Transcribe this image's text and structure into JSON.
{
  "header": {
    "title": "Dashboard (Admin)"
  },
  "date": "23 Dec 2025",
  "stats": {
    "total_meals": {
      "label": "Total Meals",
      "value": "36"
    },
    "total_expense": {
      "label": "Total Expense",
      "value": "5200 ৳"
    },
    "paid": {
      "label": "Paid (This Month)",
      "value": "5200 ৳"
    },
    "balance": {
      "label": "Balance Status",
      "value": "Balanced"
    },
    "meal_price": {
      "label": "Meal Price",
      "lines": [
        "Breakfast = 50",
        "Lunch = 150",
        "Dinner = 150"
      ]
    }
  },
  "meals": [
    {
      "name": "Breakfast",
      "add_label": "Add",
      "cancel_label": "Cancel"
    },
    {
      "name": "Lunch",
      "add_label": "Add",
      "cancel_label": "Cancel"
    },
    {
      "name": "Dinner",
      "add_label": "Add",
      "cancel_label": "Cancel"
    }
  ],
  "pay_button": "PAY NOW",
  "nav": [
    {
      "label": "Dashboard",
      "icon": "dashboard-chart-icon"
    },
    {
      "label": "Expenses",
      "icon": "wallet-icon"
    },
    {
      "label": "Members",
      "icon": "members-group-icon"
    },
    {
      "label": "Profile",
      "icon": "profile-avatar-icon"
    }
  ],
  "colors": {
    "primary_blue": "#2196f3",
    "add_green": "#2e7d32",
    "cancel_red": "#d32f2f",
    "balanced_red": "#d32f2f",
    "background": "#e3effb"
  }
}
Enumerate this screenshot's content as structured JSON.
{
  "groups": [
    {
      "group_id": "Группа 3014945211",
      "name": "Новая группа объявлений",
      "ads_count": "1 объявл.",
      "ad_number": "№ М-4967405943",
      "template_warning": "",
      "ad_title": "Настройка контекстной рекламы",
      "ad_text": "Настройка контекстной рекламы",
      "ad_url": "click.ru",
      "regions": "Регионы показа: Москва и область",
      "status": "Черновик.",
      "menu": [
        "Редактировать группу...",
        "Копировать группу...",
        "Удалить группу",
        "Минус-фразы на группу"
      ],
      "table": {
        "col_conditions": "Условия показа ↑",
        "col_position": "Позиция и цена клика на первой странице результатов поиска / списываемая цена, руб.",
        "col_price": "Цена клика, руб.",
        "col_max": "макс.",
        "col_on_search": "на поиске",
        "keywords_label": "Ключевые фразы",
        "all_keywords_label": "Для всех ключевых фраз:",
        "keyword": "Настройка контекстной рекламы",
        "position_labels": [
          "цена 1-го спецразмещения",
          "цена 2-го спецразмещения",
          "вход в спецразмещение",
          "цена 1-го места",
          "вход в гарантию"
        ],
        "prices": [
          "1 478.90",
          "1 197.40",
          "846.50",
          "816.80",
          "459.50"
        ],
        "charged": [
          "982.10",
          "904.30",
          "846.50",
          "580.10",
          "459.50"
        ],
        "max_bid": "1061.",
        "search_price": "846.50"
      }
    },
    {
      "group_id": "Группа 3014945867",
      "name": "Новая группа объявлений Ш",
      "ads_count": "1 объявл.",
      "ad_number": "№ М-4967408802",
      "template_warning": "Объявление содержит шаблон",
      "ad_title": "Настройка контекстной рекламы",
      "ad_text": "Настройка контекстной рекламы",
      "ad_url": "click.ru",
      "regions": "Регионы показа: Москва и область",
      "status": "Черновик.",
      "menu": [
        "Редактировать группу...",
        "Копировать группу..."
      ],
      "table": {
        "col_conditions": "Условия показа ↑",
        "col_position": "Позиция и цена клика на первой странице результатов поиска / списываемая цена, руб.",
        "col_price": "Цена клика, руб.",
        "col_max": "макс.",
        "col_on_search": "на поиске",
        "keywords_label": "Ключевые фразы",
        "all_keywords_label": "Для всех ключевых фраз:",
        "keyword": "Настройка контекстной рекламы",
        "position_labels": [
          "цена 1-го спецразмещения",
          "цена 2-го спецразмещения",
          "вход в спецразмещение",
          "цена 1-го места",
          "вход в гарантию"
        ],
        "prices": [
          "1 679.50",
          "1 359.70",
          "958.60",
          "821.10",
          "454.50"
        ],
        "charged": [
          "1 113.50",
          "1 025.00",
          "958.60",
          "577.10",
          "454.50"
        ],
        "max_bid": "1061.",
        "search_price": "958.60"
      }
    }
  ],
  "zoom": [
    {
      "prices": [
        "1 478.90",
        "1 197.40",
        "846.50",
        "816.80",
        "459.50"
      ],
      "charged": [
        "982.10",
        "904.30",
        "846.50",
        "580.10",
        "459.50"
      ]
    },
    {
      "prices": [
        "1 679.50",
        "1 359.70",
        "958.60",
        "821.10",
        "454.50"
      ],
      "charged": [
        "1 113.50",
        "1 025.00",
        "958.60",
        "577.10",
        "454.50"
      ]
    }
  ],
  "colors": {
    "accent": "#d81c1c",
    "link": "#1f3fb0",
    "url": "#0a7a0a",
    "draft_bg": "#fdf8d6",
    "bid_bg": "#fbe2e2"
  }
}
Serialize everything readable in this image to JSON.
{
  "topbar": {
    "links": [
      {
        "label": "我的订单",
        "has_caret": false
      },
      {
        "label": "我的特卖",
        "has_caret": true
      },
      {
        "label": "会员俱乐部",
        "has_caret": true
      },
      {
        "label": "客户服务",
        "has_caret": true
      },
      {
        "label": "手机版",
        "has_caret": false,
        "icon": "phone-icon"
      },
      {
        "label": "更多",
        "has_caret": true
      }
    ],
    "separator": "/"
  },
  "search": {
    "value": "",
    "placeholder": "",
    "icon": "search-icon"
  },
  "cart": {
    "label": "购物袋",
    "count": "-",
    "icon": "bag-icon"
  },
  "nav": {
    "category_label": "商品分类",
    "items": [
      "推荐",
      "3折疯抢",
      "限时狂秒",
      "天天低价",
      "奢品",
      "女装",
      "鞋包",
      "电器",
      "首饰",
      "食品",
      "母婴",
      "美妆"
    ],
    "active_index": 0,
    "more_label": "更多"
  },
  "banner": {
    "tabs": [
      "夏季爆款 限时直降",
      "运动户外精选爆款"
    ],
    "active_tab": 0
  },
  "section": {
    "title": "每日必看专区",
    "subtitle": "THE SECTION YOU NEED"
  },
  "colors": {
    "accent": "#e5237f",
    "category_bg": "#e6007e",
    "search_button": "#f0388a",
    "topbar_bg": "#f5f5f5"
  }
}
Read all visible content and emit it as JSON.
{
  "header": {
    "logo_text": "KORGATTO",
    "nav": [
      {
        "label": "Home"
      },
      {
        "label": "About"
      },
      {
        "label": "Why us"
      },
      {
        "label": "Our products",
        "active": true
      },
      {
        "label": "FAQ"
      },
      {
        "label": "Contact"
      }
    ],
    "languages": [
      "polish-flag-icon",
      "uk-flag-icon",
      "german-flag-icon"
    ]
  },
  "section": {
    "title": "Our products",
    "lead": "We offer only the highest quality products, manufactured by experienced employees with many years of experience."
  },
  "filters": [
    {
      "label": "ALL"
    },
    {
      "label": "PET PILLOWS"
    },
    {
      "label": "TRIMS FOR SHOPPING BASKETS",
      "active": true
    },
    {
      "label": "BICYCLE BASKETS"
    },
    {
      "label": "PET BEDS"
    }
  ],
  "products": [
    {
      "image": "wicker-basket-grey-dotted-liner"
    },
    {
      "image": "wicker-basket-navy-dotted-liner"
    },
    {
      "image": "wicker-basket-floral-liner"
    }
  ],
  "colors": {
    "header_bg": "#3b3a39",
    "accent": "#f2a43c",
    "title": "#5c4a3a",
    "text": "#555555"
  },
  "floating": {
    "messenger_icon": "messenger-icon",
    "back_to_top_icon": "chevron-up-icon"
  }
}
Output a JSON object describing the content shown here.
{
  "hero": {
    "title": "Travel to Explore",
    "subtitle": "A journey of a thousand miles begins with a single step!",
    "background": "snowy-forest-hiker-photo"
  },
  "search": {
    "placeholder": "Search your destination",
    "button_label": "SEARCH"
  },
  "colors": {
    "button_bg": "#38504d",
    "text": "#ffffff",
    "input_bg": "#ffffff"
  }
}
========================================================================
### [Work to do]
Report each line in the preceding entries that holds the string "placeholder".

### [Response to this task]
    "placeholder": "",
    "placeholder": "Search your destination",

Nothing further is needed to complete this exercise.